++++ Data records ++++

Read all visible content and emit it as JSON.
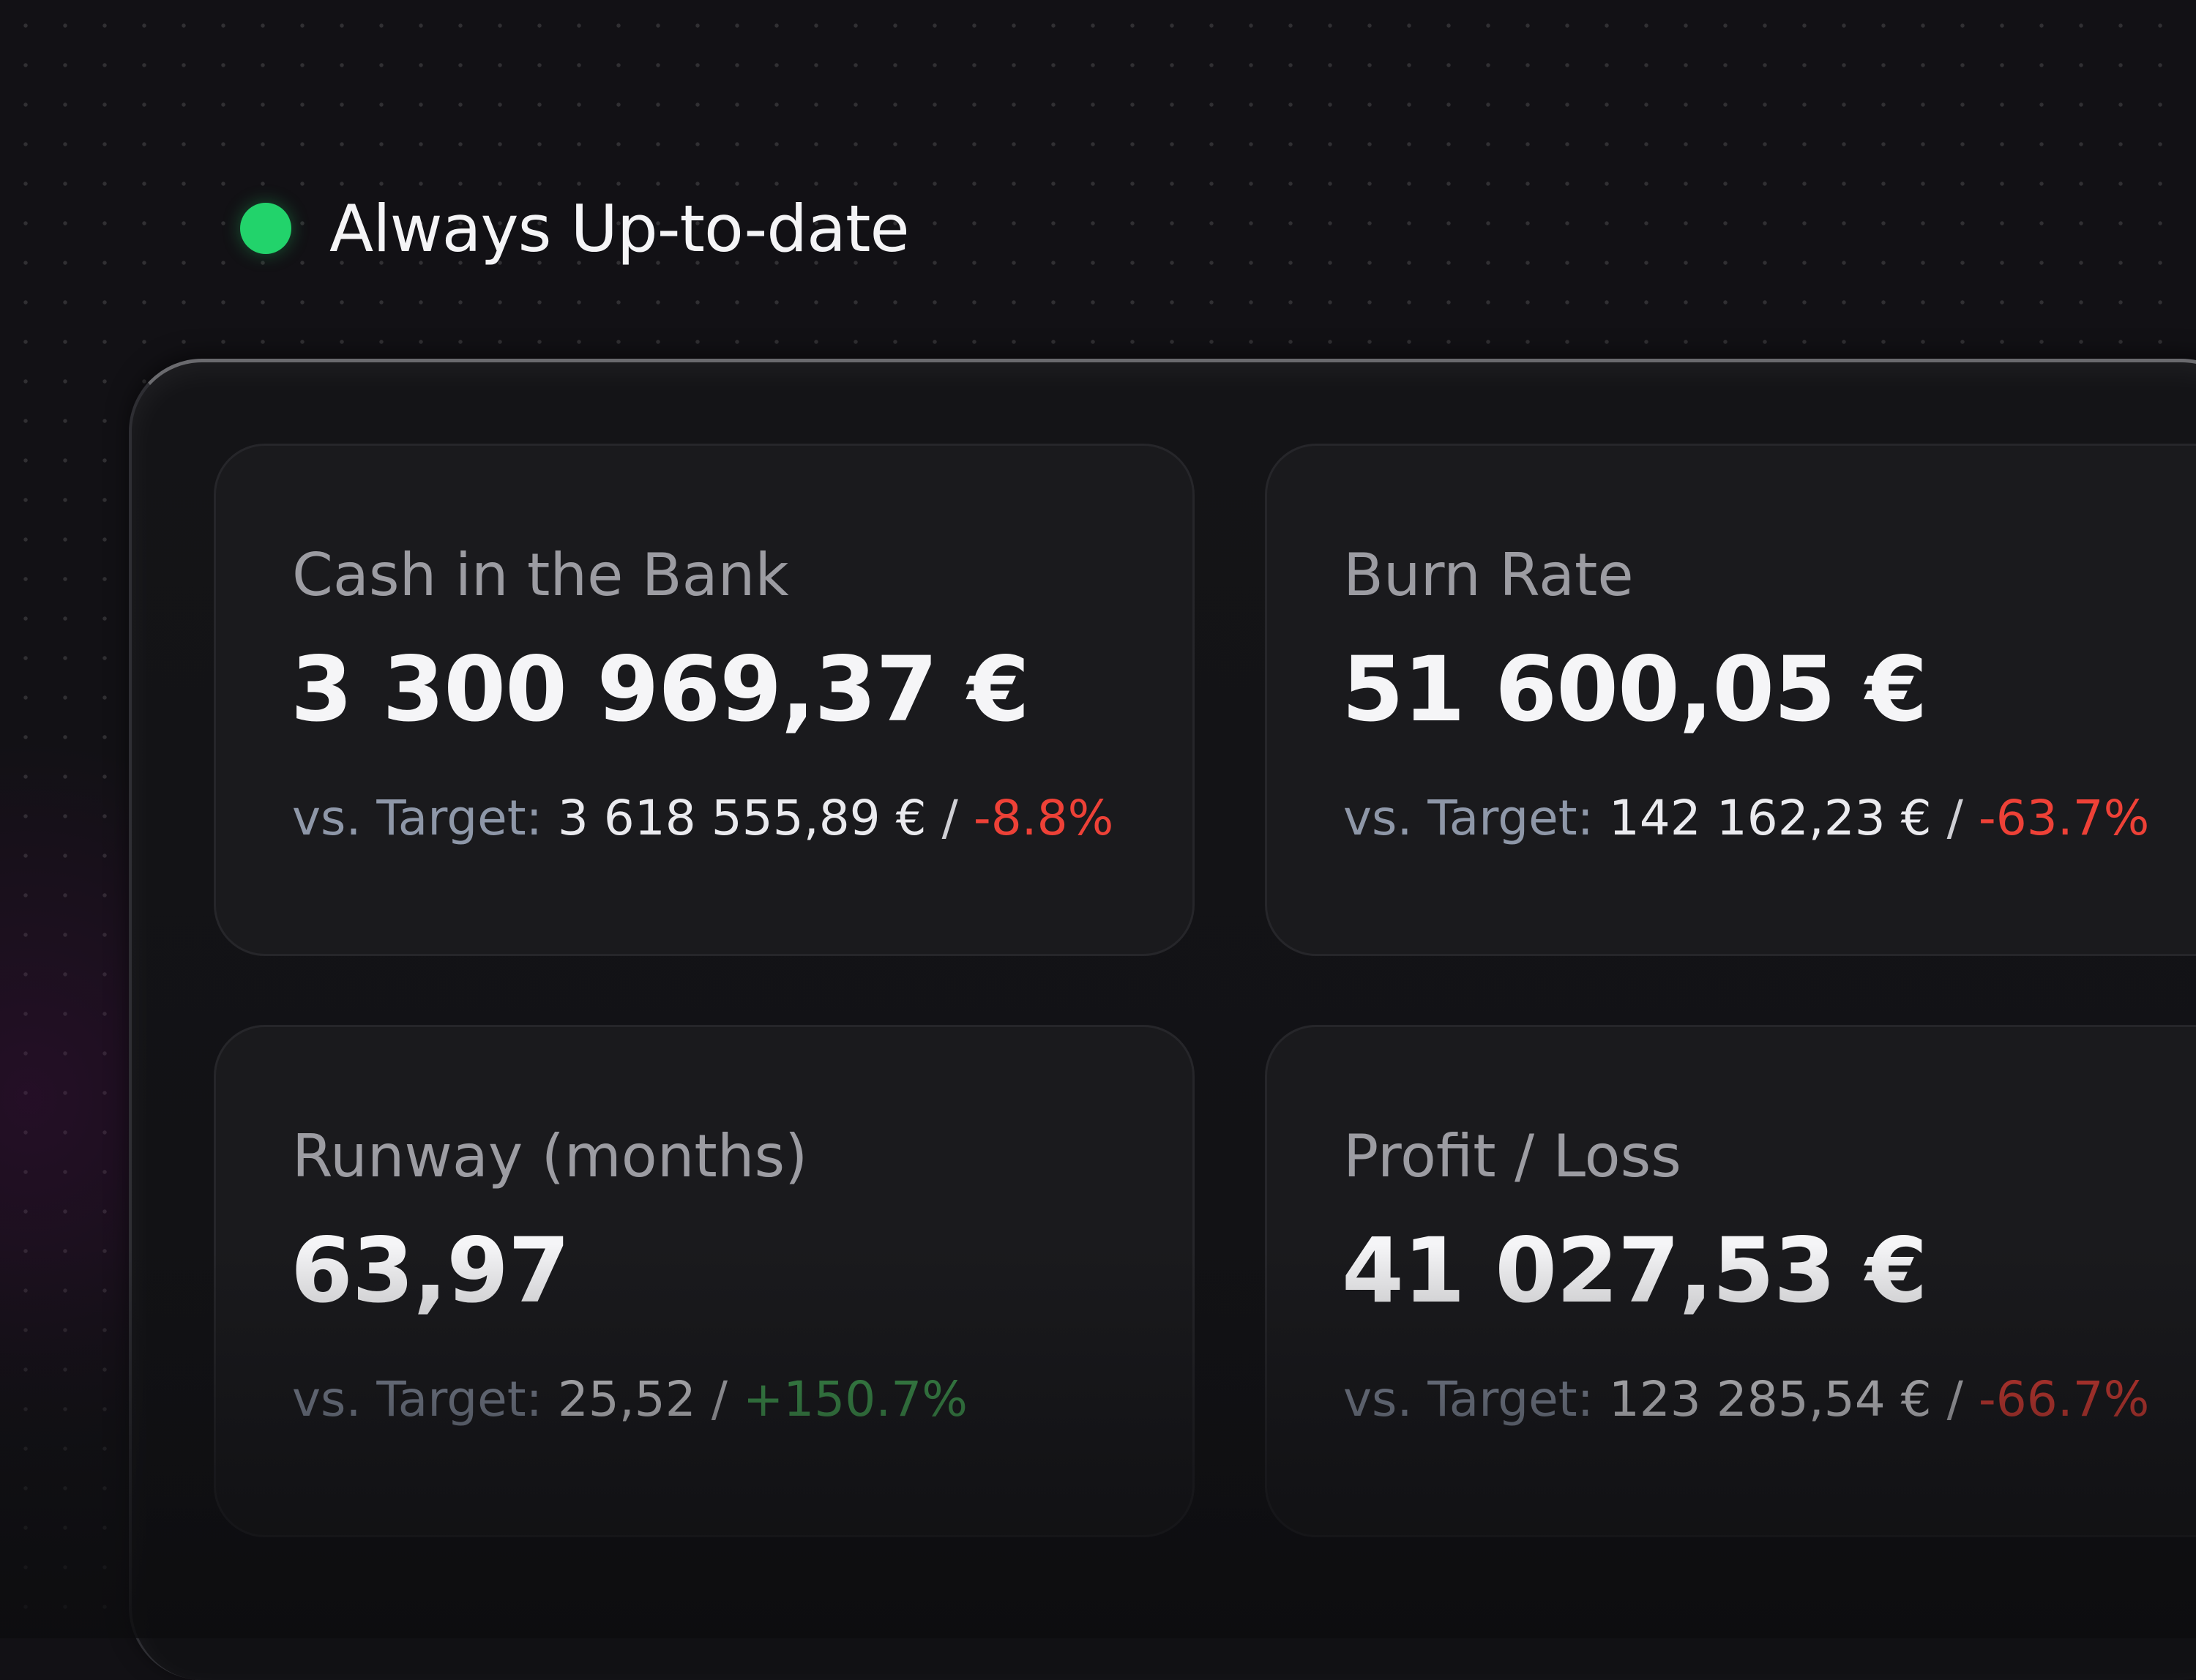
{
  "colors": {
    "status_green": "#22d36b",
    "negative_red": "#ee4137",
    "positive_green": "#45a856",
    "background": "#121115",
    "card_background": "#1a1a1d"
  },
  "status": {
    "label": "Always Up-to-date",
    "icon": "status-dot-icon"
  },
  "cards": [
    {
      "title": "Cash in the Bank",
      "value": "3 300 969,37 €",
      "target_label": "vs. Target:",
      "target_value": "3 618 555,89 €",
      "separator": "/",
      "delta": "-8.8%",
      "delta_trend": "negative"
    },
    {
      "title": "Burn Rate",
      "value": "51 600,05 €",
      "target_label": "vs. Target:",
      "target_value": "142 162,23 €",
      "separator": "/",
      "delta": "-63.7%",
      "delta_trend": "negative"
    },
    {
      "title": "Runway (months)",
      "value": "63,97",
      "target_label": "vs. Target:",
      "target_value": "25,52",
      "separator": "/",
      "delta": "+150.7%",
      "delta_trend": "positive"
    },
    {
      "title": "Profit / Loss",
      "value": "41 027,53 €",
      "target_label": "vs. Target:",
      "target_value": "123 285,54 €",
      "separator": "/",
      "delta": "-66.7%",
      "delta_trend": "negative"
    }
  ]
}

++++

• **What the exercise asks**:
Set down all the entries exactly as they appear, but skip any pictures.

• **Correct output**:
Read all visible content and emit it as JSON.
{
  "colors": {
    "status_green": "#22d36b",
    "negative_red": "#ee4137",
    "positive_green": "#45a856",
    "background": "#121115",
    "card_background": "#1a1a1d"
  },
  "status": {
    "label": "Always Up-to-date",
    "icon": "status-dot-icon"
  },
  "cards": [
    {
      "title": "Cash in the Bank",
      "value": "3 300 969,37 €",
      "target_label": "vs. Target:",
      "target_value": "3 618 555,89 €",
      "separator": "/",
      "delta": "-8.8%",
      "delta_trend": "negative"
    },
    {
      "title": "Burn Rate",
      "value": "51 600,05 €",
      "target_label": "vs. Target:",
      "target_value": "142 162,23 €",
      "separator": "/",
      "delta": "-63.7%",
      "delta_trend": "negative"
    },
    {
      "title": "Runway (months)",
      "value": "63,97",
      "target_label": "vs. Target:",
      "target_value": "25,52",
      "separator": "/",
      "delta": "+150.7%",
      "delta_trend": "positive"
    },
    {
      "title": "Profit / Loss",
      "value": "41 027,53 €",
      "target_label": "vs. Target:",
      "target_value": "123 285,54 €",
      "separator": "/",
      "delta": "-66.7%",
      "delta_trend": "negative"
    }
  ]
}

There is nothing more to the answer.